--- Texto proporcionado ---
◇ ◇ ◇ ◇ ◇ ◇ ◇

Los empeños independentistas tomarían mayores bríos casi dos días después, el 26 de agosto, cuando, después de enfrentar de cerca a militares españoles, José Maceo, Guillermón Moncada y Quintín Banderas abandonaron Santiago de Cuba en busca de la manigua. Se trataba de tres líderes de extracción popular que habían alcanzado prestigio como valientes mambises durante la Guerra de los Diez Años. 
  
Aunque José, Guillermón y Quintín fueron protagonistas de estos sucesos, no eran los únicos veteranos de la anterior guerra que se habían involucrado en los preparativos de otra conflagración anticolonial. En Oriente también estaban comprometidos, por ejemplo, Pedro Martínez Freire, Flor Crombet y Pablo Beola, pero las autoridades españolas lograron apresarlos antes de que se alzaran.

◇ ◇ ◇ ◇ ◇ ◇ ◇

--- Datos sin procesar ---
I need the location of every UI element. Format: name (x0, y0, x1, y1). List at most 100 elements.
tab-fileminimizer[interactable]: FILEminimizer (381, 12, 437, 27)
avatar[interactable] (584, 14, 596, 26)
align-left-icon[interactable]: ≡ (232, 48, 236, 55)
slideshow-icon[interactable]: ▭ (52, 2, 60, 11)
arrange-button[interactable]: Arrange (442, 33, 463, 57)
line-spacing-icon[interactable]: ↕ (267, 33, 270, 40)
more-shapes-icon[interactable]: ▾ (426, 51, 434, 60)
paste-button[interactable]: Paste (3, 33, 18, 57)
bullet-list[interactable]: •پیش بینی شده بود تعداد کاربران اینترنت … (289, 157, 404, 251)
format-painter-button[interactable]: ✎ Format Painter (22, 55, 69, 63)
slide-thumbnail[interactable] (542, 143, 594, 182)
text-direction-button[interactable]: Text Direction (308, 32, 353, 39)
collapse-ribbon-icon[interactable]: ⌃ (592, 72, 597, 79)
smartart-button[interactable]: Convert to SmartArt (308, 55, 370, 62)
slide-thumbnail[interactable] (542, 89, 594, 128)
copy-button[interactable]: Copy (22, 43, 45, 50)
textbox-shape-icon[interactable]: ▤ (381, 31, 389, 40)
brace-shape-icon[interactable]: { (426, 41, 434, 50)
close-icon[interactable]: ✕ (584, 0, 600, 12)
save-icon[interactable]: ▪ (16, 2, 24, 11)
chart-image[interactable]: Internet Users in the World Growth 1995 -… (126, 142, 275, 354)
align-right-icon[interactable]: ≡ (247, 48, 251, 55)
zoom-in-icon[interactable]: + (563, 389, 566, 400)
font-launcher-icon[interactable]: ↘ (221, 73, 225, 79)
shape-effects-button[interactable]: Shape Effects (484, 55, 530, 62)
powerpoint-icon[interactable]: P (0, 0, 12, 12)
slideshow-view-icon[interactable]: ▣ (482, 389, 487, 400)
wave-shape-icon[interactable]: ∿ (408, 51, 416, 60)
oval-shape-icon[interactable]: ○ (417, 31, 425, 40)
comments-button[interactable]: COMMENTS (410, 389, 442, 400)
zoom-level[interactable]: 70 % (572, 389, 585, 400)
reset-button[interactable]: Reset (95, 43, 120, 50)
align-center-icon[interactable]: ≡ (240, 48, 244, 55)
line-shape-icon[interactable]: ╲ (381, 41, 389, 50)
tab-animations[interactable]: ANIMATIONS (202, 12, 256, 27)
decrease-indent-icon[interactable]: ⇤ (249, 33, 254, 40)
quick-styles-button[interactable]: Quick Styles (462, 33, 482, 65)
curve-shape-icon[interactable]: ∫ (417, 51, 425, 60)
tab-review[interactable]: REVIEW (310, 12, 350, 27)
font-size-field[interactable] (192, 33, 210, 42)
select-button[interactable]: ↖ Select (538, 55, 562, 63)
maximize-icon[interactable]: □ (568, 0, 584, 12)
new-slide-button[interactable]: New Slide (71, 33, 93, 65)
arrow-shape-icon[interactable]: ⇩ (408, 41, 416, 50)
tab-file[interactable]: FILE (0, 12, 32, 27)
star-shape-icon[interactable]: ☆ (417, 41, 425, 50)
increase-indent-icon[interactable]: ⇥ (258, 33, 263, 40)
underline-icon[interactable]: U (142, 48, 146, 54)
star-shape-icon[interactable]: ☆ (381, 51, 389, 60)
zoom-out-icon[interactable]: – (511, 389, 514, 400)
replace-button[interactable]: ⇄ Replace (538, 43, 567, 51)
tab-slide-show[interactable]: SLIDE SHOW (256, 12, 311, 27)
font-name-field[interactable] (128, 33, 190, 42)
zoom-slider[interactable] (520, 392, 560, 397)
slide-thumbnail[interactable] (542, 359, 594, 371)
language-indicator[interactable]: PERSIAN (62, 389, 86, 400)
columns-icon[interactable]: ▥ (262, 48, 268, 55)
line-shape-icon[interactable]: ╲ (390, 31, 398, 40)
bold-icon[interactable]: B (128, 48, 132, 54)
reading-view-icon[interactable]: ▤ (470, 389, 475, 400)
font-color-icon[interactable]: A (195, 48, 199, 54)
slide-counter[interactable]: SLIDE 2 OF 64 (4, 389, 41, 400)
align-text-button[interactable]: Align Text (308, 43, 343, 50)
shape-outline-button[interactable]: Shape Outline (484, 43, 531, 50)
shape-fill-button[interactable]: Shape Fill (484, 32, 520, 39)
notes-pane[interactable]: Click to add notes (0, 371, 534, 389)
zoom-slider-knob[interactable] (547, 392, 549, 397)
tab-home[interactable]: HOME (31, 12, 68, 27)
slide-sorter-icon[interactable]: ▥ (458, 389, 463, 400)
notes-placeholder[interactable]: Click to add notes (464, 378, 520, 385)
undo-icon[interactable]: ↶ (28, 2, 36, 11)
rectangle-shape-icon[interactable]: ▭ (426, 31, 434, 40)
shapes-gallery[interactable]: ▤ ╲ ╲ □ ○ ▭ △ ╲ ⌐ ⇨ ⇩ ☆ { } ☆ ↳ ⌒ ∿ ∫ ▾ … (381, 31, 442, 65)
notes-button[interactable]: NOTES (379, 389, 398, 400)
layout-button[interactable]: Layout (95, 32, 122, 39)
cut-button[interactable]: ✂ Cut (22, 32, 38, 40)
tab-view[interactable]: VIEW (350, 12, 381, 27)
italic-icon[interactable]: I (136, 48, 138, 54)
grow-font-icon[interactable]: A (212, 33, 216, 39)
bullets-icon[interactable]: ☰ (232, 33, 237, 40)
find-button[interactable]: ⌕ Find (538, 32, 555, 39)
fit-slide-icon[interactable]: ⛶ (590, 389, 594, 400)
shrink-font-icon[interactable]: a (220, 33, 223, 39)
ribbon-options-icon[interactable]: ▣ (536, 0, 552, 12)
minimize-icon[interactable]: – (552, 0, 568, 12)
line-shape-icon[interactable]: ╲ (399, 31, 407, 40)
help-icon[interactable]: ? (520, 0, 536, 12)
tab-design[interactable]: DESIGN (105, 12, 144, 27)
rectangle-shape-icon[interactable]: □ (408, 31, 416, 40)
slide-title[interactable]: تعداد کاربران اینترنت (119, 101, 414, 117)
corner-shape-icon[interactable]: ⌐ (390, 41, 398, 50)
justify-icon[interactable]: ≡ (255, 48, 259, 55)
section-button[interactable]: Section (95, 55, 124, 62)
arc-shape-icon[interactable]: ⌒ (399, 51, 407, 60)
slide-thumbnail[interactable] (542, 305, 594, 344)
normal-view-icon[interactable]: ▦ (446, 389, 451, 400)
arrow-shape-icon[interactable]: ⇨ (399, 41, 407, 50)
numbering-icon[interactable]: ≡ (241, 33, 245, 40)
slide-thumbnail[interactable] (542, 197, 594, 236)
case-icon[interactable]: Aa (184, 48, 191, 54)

◇ ◇ ◇ ◇ ◇ ◇ ◇

--- Requisito 1 ---
Según el texto proporcionado, ¿en qué fecha abandonaron Santiago de Cuba José Maceo, Guillermón Moncada y Quintín Banderas?
--- Requisito 2 ---
Imprime el fragmento del texto proporcionado que comienza con "Aunque José, Guillermón" y continúa hasta "que se alzaran.".

--- Respuesta 1 ---
El 26 de agosto.

--- Respuesta 2 ---
Aunque José, Guillermón y Quintín fueron protagonistas de estos sucesos, no eran los únicos veteranos de la anterior guerra que se habían involucrado en los preparativos de otra conflagración anticolonial. En Oriente también estaban comprometidos, por ejemplo, Pedro Martínez Freire, Flor Crombet y Pablo Beola, pero las autoridades españolas lograron apresarlos antes de que se alzaran.